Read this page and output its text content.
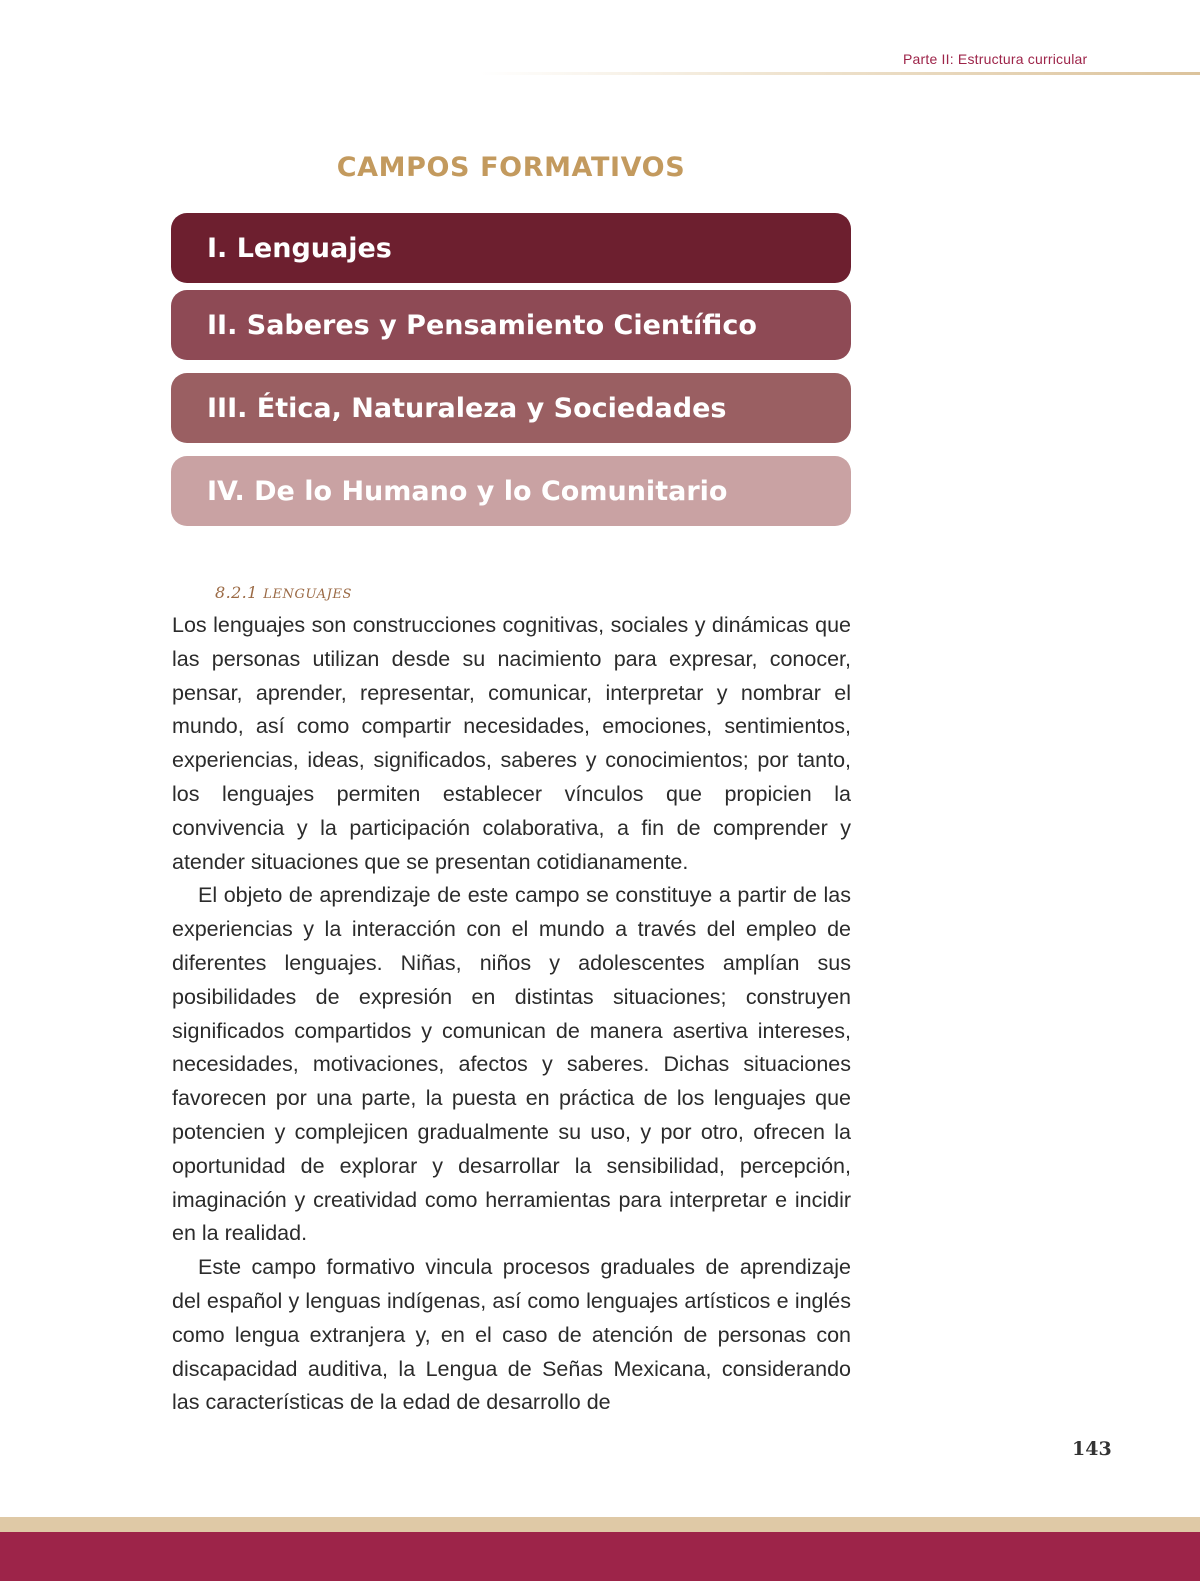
Parte II: Estructura curricular
CAMPOS FORMATIVOS
I. Lenguajes
II. Saberes y Pensamiento Científico
III. Ética, Naturaleza y Sociedades
IV. De lo Humano y lo Comunitario
8.2.1 LENGUAJES

Los lenguajes son construcciones cognitivas, sociales y dinámicas que las personas utilizan desde su nacimiento para expresar, conocer, pensar, aprender, representar, comunicar, interpretar y nombrar el mundo, así como compartir necesidades, emociones, sentimientos, experiencias, ideas, significados, saberes y conocimientos; por tanto, los lenguajes permiten establecer vínculos que propicien la convivencia y la participación colaborativa, a fin de comprender y atender situaciones que se presentan cotidianamente.

El objeto de aprendizaje de este campo se constituye a partir de las experiencias y la interacción con el mundo a través del empleo de diferentes lenguajes. Niñas, niños y adolescentes amplían sus posibilidades de expresión en distintas situaciones; construyen significados compartidos y comunican de manera asertiva intereses, necesidades, motivaciones, afectos y saberes. Dichas situaciones favorecen por una parte, la puesta en práctica de los lenguajes que potencien y complejicen gradualmente su uso, y por otro, ofrecen la oportunidad de explorar y desarrollar la sensibilidad, percepción, imaginación y creatividad como herramientas para interpretar e incidir en la realidad.

Este campo formativo vincula procesos graduales de aprendizaje del español y lenguas indígenas, así como lenguajes artísticos e inglés como lengua extranjera y, en el caso de atención de personas con discapacidad auditiva, la Lengua de Señas Mexicana, considerando las características de la edad de desarrollo de

143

** STATED PROBLEM **
Leaving aside the images, write out the entries above word for word.

** CORRECT RESULT **
Read this page and output its text content.
Parte II: Estructura curricular
CAMPOS FORMATIVOS
I. Lenguajes
II. Saberes y Pensamiento Científico
III. Ética, Naturaleza y Sociedades
IV. De lo Humano y lo Comunitario
8.2.1 LENGUAJES

Los lenguajes son construcciones cognitivas, sociales y dinámicas que las personas utilizan desde su nacimiento para expresar, conocer, pensar, aprender, representar, comunicar, interpretar y nombrar el mundo, así como compartir necesidades, emociones, sentimientos, experiencias, ideas, significados, saberes y conocimientos; por tanto, los lenguajes permiten establecer vínculos que propicien la convivencia y la participación colaborativa, a fin de comprender y atender situaciones que se presentan cotidianamente.

El objeto de aprendizaje de este campo se constituye a partir de las experiencias y la interacción con el mundo a través del empleo de diferentes lenguajes. Niñas, niños y adolescentes amplían sus posibilidades de expresión en distintas situaciones; construyen significados compartidos y comunican de manera asertiva intereses, necesidades, motivaciones, afectos y saberes. Dichas situaciones favorecen por una parte, la puesta en práctica de los lenguajes que potencien y complejicen gradualmente su uso, y por otro, ofrecen la oportunidad de explorar y desarrollar la sensibilidad, percepción, imaginación y creatividad como herramientas para interpretar e incidir en la realidad.

Este campo formativo vincula procesos graduales de aprendizaje del español y lenguas indígenas, así como lenguajes artísticos e inglés como lengua extranjera y, en el caso de atención de personas con discapacidad auditiva, la Lengua de Señas Mexicana, considerando las características de la edad de desarrollo de

143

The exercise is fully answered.